Dataset items:
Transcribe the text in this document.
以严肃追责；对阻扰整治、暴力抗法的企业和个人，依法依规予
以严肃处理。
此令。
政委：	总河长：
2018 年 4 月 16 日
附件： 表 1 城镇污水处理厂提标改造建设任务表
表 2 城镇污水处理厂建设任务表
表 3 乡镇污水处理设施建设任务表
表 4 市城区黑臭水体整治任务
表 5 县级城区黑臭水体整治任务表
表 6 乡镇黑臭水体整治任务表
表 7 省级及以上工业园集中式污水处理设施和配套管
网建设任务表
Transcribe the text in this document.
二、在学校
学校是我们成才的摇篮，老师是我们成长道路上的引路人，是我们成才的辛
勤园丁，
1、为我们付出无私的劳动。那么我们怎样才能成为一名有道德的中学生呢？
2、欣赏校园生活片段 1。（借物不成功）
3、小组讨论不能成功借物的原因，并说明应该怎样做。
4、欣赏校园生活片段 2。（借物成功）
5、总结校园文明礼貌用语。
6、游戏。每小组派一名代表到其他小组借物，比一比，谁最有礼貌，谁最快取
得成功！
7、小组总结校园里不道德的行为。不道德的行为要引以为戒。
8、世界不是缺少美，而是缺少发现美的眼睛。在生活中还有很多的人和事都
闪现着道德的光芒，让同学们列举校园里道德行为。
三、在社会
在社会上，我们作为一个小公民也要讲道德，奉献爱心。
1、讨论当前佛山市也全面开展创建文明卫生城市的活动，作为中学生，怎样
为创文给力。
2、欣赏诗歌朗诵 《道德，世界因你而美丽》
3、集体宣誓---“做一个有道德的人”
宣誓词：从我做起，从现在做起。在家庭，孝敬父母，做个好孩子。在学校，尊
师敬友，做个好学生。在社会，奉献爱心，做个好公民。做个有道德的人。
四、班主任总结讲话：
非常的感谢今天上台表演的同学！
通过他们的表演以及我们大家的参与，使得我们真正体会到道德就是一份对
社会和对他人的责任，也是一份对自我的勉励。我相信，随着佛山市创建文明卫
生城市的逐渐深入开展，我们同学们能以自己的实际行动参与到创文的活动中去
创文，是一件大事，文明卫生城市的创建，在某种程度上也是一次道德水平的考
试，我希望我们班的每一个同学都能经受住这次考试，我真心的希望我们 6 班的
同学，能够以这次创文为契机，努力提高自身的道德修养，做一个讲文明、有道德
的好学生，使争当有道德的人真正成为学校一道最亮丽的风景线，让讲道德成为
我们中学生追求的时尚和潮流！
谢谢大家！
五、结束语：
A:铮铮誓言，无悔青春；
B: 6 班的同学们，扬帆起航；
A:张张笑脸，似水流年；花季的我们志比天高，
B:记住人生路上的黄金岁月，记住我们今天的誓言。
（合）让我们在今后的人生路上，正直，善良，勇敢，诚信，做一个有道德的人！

Prompt
Reproduce all of the records exactly.

Result of the task
Transcribe the text in this document.
以严肃追责；对阻扰整治、暴力抗法的企业和个人，依法依规予
以严肃处理。
此令。
政委：	总河长：
2018 年 4 月 16 日
附件： 表 1 城镇污水处理厂提标改造建设任务表
表 2 城镇污水处理厂建设任务表
表 3 乡镇污水处理设施建设任务表
表 4 市城区黑臭水体整治任务
表 5 县级城区黑臭水体整治任务表
表 6 乡镇黑臭水体整治任务表
表 7 省级及以上工业园集中式污水处理设施和配套管
网建设任务表
Transcribe the text in this document.
二、在学校
学校是我们成才的摇篮，老师是我们成长道路上的引路人，是我们成才的辛
勤园丁，
1、为我们付出无私的劳动。那么我们怎样才能成为一名有道德的中学生呢？
2、欣赏校园生活片段 1。（借物不成功）
3、小组讨论不能成功借物的原因，并说明应该怎样做。
4、欣赏校园生活片段 2。（借物成功）
5、总结校园文明礼貌用语。
6、游戏。每小组派一名代表到其他小组借物，比一比，谁最有礼貌，谁最快取
得成功！
7、小组总结校园里不道德的行为。不道德的行为要引以为戒。
8、世界不是缺少美，而是缺少发现美的眼睛。在生活中还有很多的人和事都
闪现着道德的光芒，让同学们列举校园里道德行为。
三、在社会
在社会上，我们作为一个小公民也要讲道德，奉献爱心。
1、讨论当前佛山市也全面开展创建文明卫生城市的活动，作为中学生，怎样
为创文给力。
2、欣赏诗歌朗诵 《道德，世界因你而美丽》
3、集体宣誓---“做一个有道德的人”
宣誓词：从我做起，从现在做起。在家庭，孝敬父母，做个好孩子。在学校，尊
师敬友，做个好学生。在社会，奉献爱心，做个好公民。做个有道德的人。
四、班主任总结讲话：
非常的感谢今天上台表演的同学！
通过他们的表演以及我们大家的参与，使得我们真正体会到道德就是一份对
社会和对他人的责任，也是一份对自我的勉励。我相信，随着佛山市创建文明卫
生城市的逐渐深入开展，我们同学们能以自己的实际行动参与到创文的活动中去
创文，是一件大事，文明卫生城市的创建，在某种程度上也是一次道德水平的考
试，我希望我们班的每一个同学都能经受住这次考试，我真心的希望我们 6 班的
同学，能够以这次创文为契机，努力提高自身的道德修养，做一个讲文明、有道德
的好学生，使争当有道德的人真正成为学校一道最亮丽的风景线，让讲道德成为
我们中学生追求的时尚和潮流！
谢谢大家！
五、结束语：
A:铮铮誓言，无悔青春；
B: 6 班的同学们，扬帆起航；
A:张张笑脸，似水流年；花季的我们志比天高，
B:记住人生路上的黄金岁月，记住我们今天的誓言。
（合）让我们在今后的人生路上，正直，善良，勇敢，诚信，做一个有道德的人！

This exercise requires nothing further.